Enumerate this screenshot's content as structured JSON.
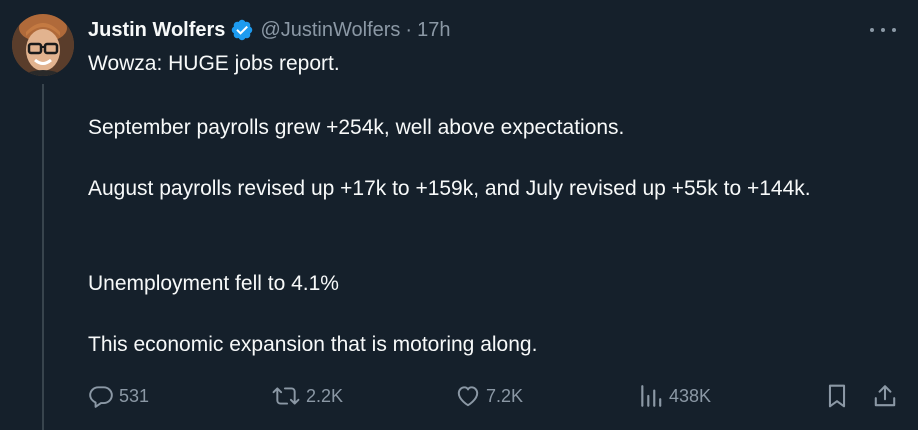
{
  "author": {
    "display_name": "Justin Wolfers",
    "handle": "@JustinWolfers",
    "separator": "·",
    "time_ago": "17h",
    "verified": true,
    "avatar_icon": "profile-photo"
  },
  "tweet": {
    "paragraphs": [
      "Wowza: HUGE jobs report.",
      "September payrolls grew +254k, well above expectations.",
      "August payrolls revised up +17k to +159k, and July revised up +55k to +144k.",
      "Unemployment fell to 4.1%",
      "This economic expansion that is motoring along."
    ]
  },
  "actions": {
    "reply_count": "531",
    "retweet_count": "2.2K",
    "like_count": "7.2K",
    "views_count": "438K"
  },
  "colors": {
    "background": "#15202b",
    "text_primary": "#f7f9f9",
    "text_secondary": "#8b98a5",
    "verified_badge": "#1d9bf0",
    "thread_line": "#38444d"
  }
}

> THE PROBLEM: Transcribe the listing in full and omit the pictures.

> EXERCISE RESULT:
Enumerate this screenshot's content as structured JSON.
{
  "author": {
    "display_name": "Justin Wolfers",
    "handle": "@JustinWolfers",
    "separator": "·",
    "time_ago": "17h",
    "verified": true,
    "avatar_icon": "profile-photo"
  },
  "tweet": {
    "paragraphs": [
      "Wowza: HUGE jobs report.",
      "September payrolls grew +254k, well above expectations.",
      "August payrolls revised up +17k to +159k, and July revised up +55k to +144k.",
      "Unemployment fell to 4.1%",
      "This economic expansion that is motoring along."
    ]
  },
  "actions": {
    "reply_count": "531",
    "retweet_count": "2.2K",
    "like_count": "7.2K",
    "views_count": "438K"
  },
  "colors": {
    "background": "#15202b",
    "text_primary": "#f7f9f9",
    "text_secondary": "#8b98a5",
    "verified_badge": "#1d9bf0",
    "thread_line": "#38444d"
  }
}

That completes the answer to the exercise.